● **Your task**:
Return the material word for word. Do not include the pictures.

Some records
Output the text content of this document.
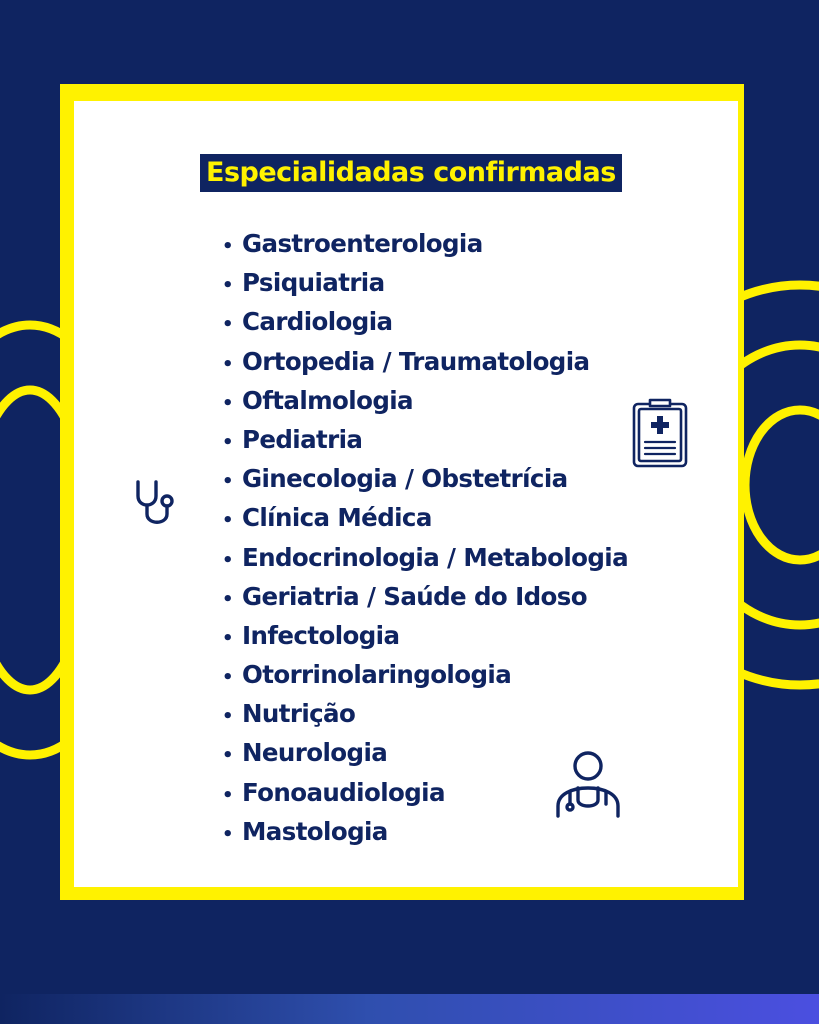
Especialidadas confirmadas
• Gastroenterologia
• Psiquiatria
• Cardiologia
• Ortopedia / Traumatologia
• Oftalmologia
• Pediatria
• Ginecologia / Obstetrícia
• Clínica Médica
• Endocrinologia / Metabologia
• Geriatria / Saúde do Idoso
• Infectologia
• Otorrinolaringologia
• Nutrição
• Neurologia
• Fonoaudiologia
• Mastologia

● **Solution to this task**:
Output the text content of this document.
Especialidadas confirmadas
• Gastroenterologia
• Psiquiatria
• Cardiologia
• Ortopedia / Traumatologia
• Oftalmologia
• Pediatria
• Ginecologia / Obstetrícia
• Clínica Médica
• Endocrinologia / Metabologia
• Geriatria / Saúde do Idoso
• Infectologia
• Otorrinolaringologia
• Nutrição
• Neurologia
• Fonoaudiologia
• Mastologia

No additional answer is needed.